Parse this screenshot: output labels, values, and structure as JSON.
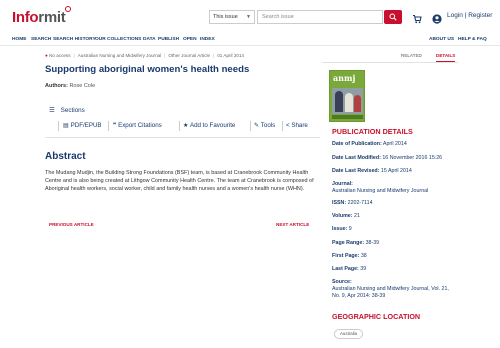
{
  "brand": {
    "logo_part1": "Info",
    "logo_part2": "rmit",
    "accent_color": "#c8102e",
    "link_color": "#1a3a6e"
  },
  "header": {
    "scope_select": "This issue",
    "search_placeholder": "Search issue",
    "search_icon": "search-icon",
    "cart_icon": "cart-icon",
    "user_icon": "user-icon",
    "login_label": "Login | Register"
  },
  "nav": {
    "left": [
      "HOME",
      "SEARCH",
      "SEARCH HISTORY",
      "OUR COLLECTIONS",
      "DATA",
      "PUBLISH",
      "OPEN",
      "INDEX"
    ],
    "right": [
      "ABOUT US",
      "HELP & FAQ"
    ]
  },
  "article": {
    "access": "No access",
    "journal": "Australian Nursing and Midwifery Journal",
    "type": "Other Journal Article",
    "date": "01 April 2014",
    "title": "Supporting aboriginal women's health needs",
    "authors_label": "Authors:",
    "authors_value": "Rose Cole",
    "sections_label": "Sections",
    "tools": {
      "pdf": "PDF/EPUB",
      "export": "Export Citations",
      "favourite": "Add to Favourite",
      "tools": "Tools",
      "share": "Share"
    },
    "abstract_heading": "Abstract",
    "abstract_text": "The Mudang Mudjin, the Building Strong Foundations (BSF) team, is based at Cranebrook Community Health Centre and is also being created at Lithgow Community Health Centre. The team at Cranebrook is composed of Aboriginal health workers, social worker, child and family health nurses and a women's health nurse (WHN).",
    "previous": "PREVIOUS ARTICLE",
    "next": "NEXT ARTICLE"
  },
  "panel": {
    "tabs": [
      "RELATED",
      "DETAILS"
    ],
    "active_tab": "DETAILS",
    "cover_title": "anmj",
    "publication_heading": "PUBLICATION DETAILS",
    "date_of_publication_label": "Date of Publication:",
    "date_of_publication": "April 2014",
    "last_modified_label": "Date Last Modified:",
    "last_modified": "16 November 2016 15:26",
    "last_revised_label": "Date Last Revised:",
    "last_revised": "15 April 2014",
    "journal_label": "Journal:",
    "journal": "Australian Nursing and Midwifery Journal",
    "issn_label": "ISSN:",
    "issn": "2202-7114",
    "volume_label": "Volume:",
    "volume": "21",
    "issue_label": "Issue:",
    "issue": "9",
    "page_range_label": "Page Range:",
    "page_range": "38-39",
    "first_page_label": "First Page:",
    "first_page": "38",
    "last_page_label": "Last Page:",
    "last_page": "39",
    "source_label": "Source:",
    "source": "Australian Nursing and Midwifery Journal, Vol. 21, No. 9, Apr 2014: 38-39",
    "geo_heading": "GEOGRAPHIC LOCATION",
    "geo_chip": "Australia"
  }
}
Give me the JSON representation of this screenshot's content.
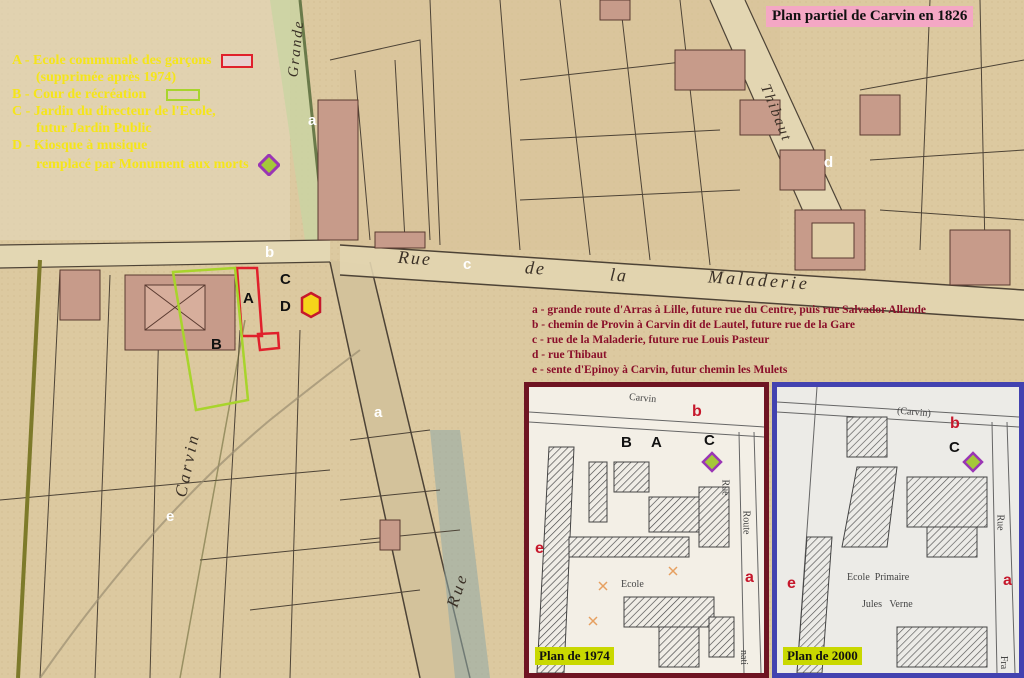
{
  "title": "Plan partiel de Carvin en 1826",
  "legend": {
    "items": [
      {
        "line1": "A - Ecole communale des garçons",
        "line2": "(supprimée après 1974)",
        "swatch": "red-rect"
      },
      {
        "line1": "B - Cour de récréation",
        "swatch": "green-rect"
      },
      {
        "line1": "C - Jardin du directeur de l'Ecole,",
        "line2": "futur Jardin Public"
      },
      {
        "line1": "D - Kiosque à musique",
        "line2": "remplacé par Monument aux morts",
        "swatch": "diamond"
      }
    ]
  },
  "streets_legend": [
    "a - grande route d'Arras à Lille, future rue du Centre, puis rue Salvador Allende",
    "b - chemin de Provin à Carvin dit de Lautel, future rue de la Gare",
    "c - rue de la Maladerie, future rue Louis Pasteur",
    "d - rue Thibaut",
    "e - sente d'Epinoy à Carvin, futur chemin les Mulets"
  ],
  "map_labels": {
    "a": "a",
    "b": "b",
    "c": "c",
    "d": "d",
    "e": "e",
    "A": "A",
    "B": "B",
    "C": "C",
    "D": "D"
  },
  "street_names": {
    "grande": "Grande",
    "thibaut": "Thibaut",
    "maladerie_rue": "Rue",
    "maladerie_c": "c",
    "maladerie_de": "de",
    "maladerie_la": "la",
    "maladerie_name": "Maladerie",
    "carvin": "Carvin",
    "rue_bottom": "Rue"
  },
  "inset_1974": {
    "caption": "Plan de 1974",
    "labels": {
      "B": "B",
      "A": "A",
      "C": "C",
      "b": "b",
      "a": "a",
      "e": "e"
    },
    "text": {
      "carvin": "Carvin",
      "rue": "Rue",
      "route": "Route",
      "ecole": "Ecole",
      "nat": "nati"
    }
  },
  "inset_2000": {
    "caption": "Plan de 2000",
    "labels": {
      "C": "C",
      "b": "b",
      "a": "a",
      "e": "e"
    },
    "text": {
      "carvin": "(Carvin)",
      "rue": "Rue",
      "fra": "Fra",
      "ecole": "Ecole  Primaire",
      "jules": "Jules   Verne"
    }
  },
  "colors": {
    "red": "#e0202c",
    "green": "#a8d42c",
    "yellow_legend": "#f5e51a",
    "diamond_fill": "#a4c83a",
    "diamond_border": "#9a35b5",
    "hexagon_fill": "#f5d41a",
    "title_bg": "#f4a7c4"
  }
}
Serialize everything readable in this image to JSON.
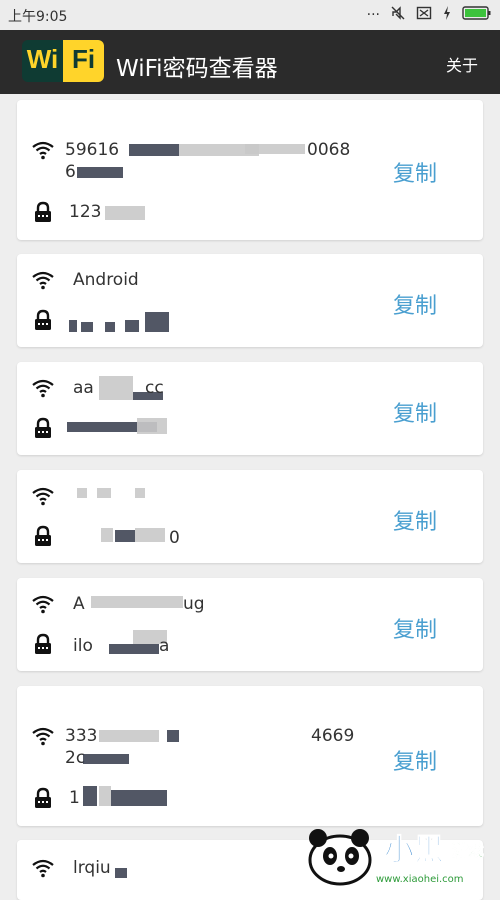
{
  "status_bar": {
    "time": "上午9:05"
  },
  "app": {
    "logo_left": "Wi",
    "logo_right": "Fi",
    "title": "WiFi密码查看器",
    "about_label": "关于"
  },
  "networks": [
    {
      "ssid_line1": "59616",
      "ssid_line1_tail": "0068",
      "ssid_line2": "6",
      "password": "123",
      "copy_label": "复制"
    },
    {
      "ssid": "Android",
      "password": "",
      "copy_label": "复制"
    },
    {
      "ssid": "aa",
      "ssid_tail": "cc",
      "password": "",
      "copy_label": "复制"
    },
    {
      "ssid": "",
      "password": "0",
      "copy_label": "复制"
    },
    {
      "ssid": "A",
      "ssid_tail": "ug",
      "password": "ilo",
      "password_tail": "a",
      "copy_label": "复制"
    },
    {
      "ssid_line1": "333",
      "ssid_line1_tail": "4669",
      "ssid_line2": "2c",
      "password": "1",
      "copy_label": "复制"
    },
    {
      "ssid": "lrqiu",
      "copy_label": ""
    }
  ],
  "watermark": {
    "text": "小黑游戏",
    "url": "www.xiaohei.com"
  },
  "colors": {
    "appbar": "#2b2b2b",
    "accent": "#4a9fd0",
    "logo_dark": "#0f3b33",
    "logo_yellow": "#ffd42a"
  }
}
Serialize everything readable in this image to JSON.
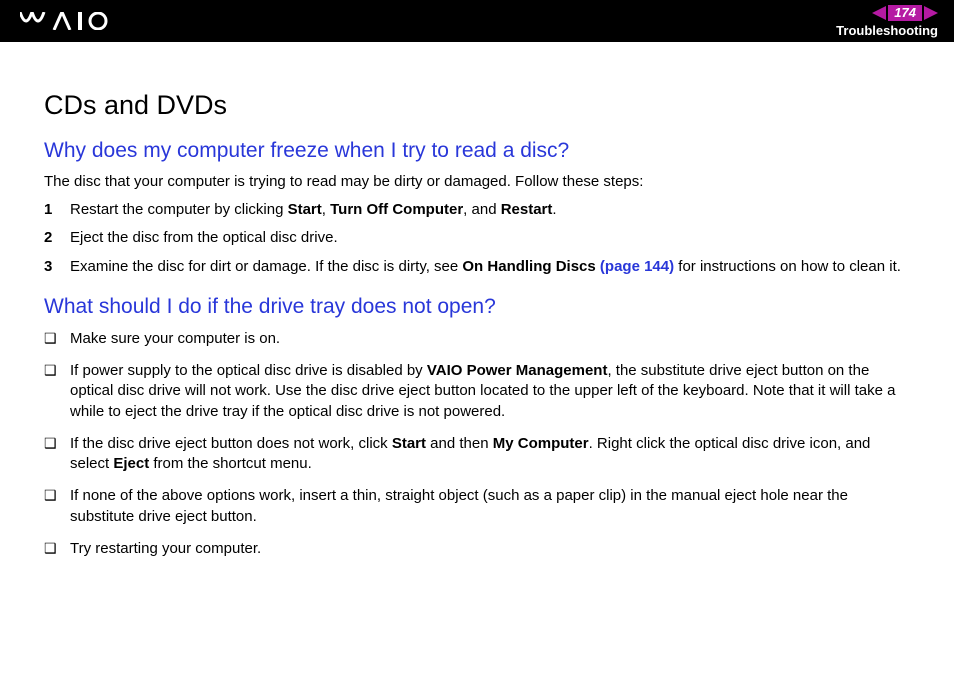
{
  "header": {
    "page_number": "174",
    "section": "Troubleshooting"
  },
  "title": "CDs and DVDs",
  "q1": {
    "heading": "Why does my computer freeze when I try to read a disc?",
    "intro": "The disc that your computer is trying to read may be dirty or damaged. Follow these steps:",
    "steps": [
      {
        "n": "1",
        "pre": "Restart the computer by clicking ",
        "b1": "Start",
        "m1": ", ",
        "b2": "Turn Off Computer",
        "m2": ", and ",
        "b3": "Restart",
        "post": "."
      },
      {
        "n": "2",
        "text": "Eject the disc from the optical disc drive."
      },
      {
        "n": "3",
        "pre": "Examine the disc for dirt or damage. If the disc is dirty, see ",
        "b1": "On Handling Discs",
        "link": " (page 144)",
        "post": " for instructions on how to clean it."
      }
    ]
  },
  "q2": {
    "heading": "What should I do if the drive tray does not open?",
    "items": [
      {
        "text": "Make sure your computer is on."
      },
      {
        "pre": "If power supply to the optical disc drive is disabled by ",
        "b1": "VAIO Power Management",
        "post": ", the substitute drive eject button on the optical disc drive will not work. Use the disc drive eject button located to the upper left of the keyboard. Note that it will take a while to eject the drive tray if the optical disc drive is not powered."
      },
      {
        "pre": "If the disc drive eject button does not work, click ",
        "b1": "Start",
        "m1": " and then ",
        "b2": "My Computer",
        "m2": ". Right click the optical disc drive icon, and select ",
        "b3": "Eject",
        "post": " from the shortcut menu."
      },
      {
        "text": "If none of the above options work, insert a thin, straight object (such as a paper clip) in the manual eject hole near the substitute drive eject button."
      },
      {
        "text": "Try restarting your computer."
      }
    ]
  }
}
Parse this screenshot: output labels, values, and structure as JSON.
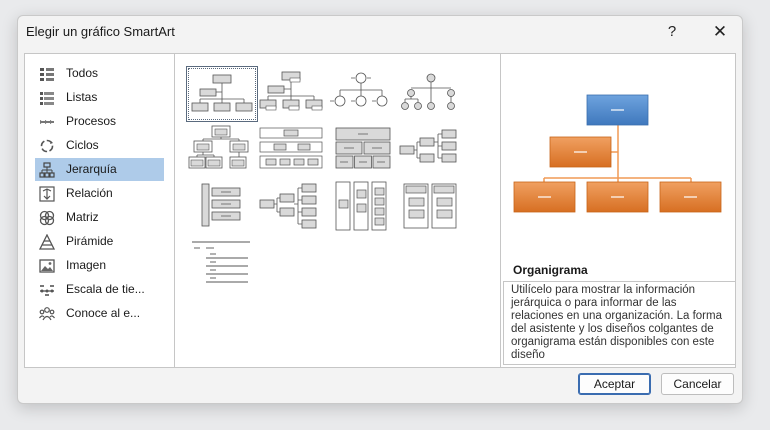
{
  "window": {
    "title": "Elegir un gráfico SmartArt",
    "help_label": "?",
    "close_label": "✕"
  },
  "categories": [
    {
      "label": "Todos",
      "icon": "all-icon",
      "selected": false
    },
    {
      "label": "Listas",
      "icon": "list-icon",
      "selected": false
    },
    {
      "label": "Procesos",
      "icon": "process-icon",
      "selected": false
    },
    {
      "label": "Ciclos",
      "icon": "cycle-icon",
      "selected": false
    },
    {
      "label": "Jerarquía",
      "icon": "hierarchy-icon",
      "selected": true
    },
    {
      "label": "Relación",
      "icon": "relationship-icon",
      "selected": false
    },
    {
      "label": "Matriz",
      "icon": "matrix-icon",
      "selected": false
    },
    {
      "label": "Pirámide",
      "icon": "pyramid-icon",
      "selected": false
    },
    {
      "label": "Imagen",
      "icon": "picture-icon",
      "selected": false
    },
    {
      "label": "Escala de tie...",
      "icon": "timeline-icon",
      "selected": false
    },
    {
      "label": "Conoce al e...",
      "icon": "team-icon",
      "selected": false
    }
  ],
  "gallery": [
    {
      "name": "organization-chart",
      "selected": true
    },
    {
      "name": "name-and-title-org-chart",
      "selected": false
    },
    {
      "name": "circle-picture-hierarchy",
      "selected": false
    },
    {
      "name": "circle-hierarchy",
      "selected": false
    },
    {
      "name": "hierarchy",
      "selected": false
    },
    {
      "name": "labeled-hierarchy",
      "selected": false
    },
    {
      "name": "table-hierarchy",
      "selected": false
    },
    {
      "name": "horizontal-hierarchy",
      "selected": false
    },
    {
      "name": "hierarchy-list",
      "selected": false
    },
    {
      "name": "horizontal-org-chart",
      "selected": false
    },
    {
      "name": "architecture-layout",
      "selected": false
    },
    {
      "name": "lined-list",
      "selected": false
    },
    {
      "name": "half-circle-org-chart",
      "selected": false
    }
  ],
  "preview": {
    "name": "Organigrama",
    "description": "Utilícelo para mostrar la información jerárquica o para informar de las relaciones en una organización. La forma del asistente y los diseños colgantes de organigrama están disponibles con este diseño",
    "colors": {
      "top": "#4a86c8",
      "assistant": "#e07a2c",
      "line": "#f09a55"
    }
  },
  "buttons": {
    "ok": "Aceptar",
    "cancel": "Cancelar"
  }
}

Goal of the exercise: Count the lines in the records above that contain the word "does", and give only that number.

Result below: 3